> _Task goal_
Your task is to reproduce the material exactly.

Records from a data source

_ _ _ _ _ _ _

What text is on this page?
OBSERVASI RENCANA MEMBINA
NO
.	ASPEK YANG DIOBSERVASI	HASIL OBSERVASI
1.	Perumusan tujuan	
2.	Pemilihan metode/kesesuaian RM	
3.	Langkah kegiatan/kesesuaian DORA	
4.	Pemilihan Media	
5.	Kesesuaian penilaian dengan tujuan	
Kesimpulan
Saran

_ _ _ _ _ _ _

> _Correct output_
What text is on this page?
OBSERVASI RENCANA MEMBINA
NO
.	ASPEK YANG DIOBSERVASI	HASIL OBSERVASI
1.	Perumusan tujuan	
2.	Pemilihan metode/kesesuaian RM	
3.	Langkah kegiatan/kesesuaian DORA	
4.	Pemilihan Media	
5.	Kesesuaian penilaian dengan tujuan	
Kesimpulan
Saran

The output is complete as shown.